**GIVEN RECORDS**

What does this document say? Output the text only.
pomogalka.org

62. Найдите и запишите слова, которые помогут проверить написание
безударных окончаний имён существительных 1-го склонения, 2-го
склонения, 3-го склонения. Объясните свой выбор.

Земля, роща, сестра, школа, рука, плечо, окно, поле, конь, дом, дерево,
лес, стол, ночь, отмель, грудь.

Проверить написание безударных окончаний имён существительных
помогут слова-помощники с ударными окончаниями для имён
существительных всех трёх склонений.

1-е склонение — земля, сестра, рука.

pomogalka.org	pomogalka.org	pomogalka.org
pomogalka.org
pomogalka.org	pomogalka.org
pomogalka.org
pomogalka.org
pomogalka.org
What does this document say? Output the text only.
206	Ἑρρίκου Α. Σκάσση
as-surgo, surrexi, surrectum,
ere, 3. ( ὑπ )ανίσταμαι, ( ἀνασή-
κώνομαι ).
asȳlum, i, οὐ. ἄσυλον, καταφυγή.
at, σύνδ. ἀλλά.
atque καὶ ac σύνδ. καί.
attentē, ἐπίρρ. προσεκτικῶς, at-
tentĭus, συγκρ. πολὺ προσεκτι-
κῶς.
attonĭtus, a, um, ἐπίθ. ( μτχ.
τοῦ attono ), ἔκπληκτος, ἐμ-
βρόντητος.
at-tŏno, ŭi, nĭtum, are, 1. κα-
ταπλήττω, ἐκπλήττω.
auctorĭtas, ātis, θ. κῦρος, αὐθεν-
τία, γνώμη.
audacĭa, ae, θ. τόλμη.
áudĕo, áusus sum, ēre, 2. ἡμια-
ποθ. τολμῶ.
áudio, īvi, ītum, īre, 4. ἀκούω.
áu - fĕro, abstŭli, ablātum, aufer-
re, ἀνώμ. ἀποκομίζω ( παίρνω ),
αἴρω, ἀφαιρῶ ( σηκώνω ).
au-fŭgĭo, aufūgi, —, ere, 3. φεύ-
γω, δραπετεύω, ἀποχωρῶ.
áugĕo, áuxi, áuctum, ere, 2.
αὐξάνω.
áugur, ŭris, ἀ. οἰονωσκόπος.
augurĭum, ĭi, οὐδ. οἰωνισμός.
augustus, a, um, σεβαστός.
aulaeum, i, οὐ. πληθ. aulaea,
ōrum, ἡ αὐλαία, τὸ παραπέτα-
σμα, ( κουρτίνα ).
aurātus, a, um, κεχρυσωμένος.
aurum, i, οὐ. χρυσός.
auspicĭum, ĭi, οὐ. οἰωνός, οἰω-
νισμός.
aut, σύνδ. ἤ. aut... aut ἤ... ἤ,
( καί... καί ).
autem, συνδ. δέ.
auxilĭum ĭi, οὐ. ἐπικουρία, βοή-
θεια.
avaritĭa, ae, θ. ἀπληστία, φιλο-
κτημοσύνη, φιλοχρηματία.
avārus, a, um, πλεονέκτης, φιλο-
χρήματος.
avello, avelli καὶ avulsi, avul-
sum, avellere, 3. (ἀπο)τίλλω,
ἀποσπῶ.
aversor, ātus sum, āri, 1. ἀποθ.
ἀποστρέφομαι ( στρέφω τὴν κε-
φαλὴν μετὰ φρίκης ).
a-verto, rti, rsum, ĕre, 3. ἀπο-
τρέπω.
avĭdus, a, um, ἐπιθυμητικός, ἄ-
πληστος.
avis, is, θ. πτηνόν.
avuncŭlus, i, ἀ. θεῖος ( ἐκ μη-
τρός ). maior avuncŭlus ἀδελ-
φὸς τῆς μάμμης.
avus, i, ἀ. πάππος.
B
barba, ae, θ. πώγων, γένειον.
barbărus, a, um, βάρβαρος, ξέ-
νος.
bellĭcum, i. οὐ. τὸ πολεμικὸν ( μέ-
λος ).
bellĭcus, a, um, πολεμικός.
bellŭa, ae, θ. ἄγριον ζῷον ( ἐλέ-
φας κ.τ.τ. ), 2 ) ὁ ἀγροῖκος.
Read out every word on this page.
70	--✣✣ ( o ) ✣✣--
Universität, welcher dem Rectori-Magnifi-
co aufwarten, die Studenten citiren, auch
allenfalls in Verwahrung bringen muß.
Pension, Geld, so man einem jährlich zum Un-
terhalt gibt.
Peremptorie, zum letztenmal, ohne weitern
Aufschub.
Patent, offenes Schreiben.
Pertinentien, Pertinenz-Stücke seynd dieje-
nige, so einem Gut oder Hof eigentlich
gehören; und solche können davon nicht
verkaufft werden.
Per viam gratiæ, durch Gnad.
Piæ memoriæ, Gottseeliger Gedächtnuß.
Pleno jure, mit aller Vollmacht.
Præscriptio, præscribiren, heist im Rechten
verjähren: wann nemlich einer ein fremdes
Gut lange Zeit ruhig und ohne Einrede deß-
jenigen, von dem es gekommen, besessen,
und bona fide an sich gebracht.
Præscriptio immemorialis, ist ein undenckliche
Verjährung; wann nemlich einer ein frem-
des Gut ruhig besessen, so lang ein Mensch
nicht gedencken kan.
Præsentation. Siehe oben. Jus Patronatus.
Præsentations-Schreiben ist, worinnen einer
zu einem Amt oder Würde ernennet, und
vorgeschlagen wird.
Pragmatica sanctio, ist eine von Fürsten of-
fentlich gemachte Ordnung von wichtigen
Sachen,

**WHAT IS REQUIRED**
Count how many lines of the material hold the string "nicht". Give the number and nothing more.

**CORRECT ANSWER**
2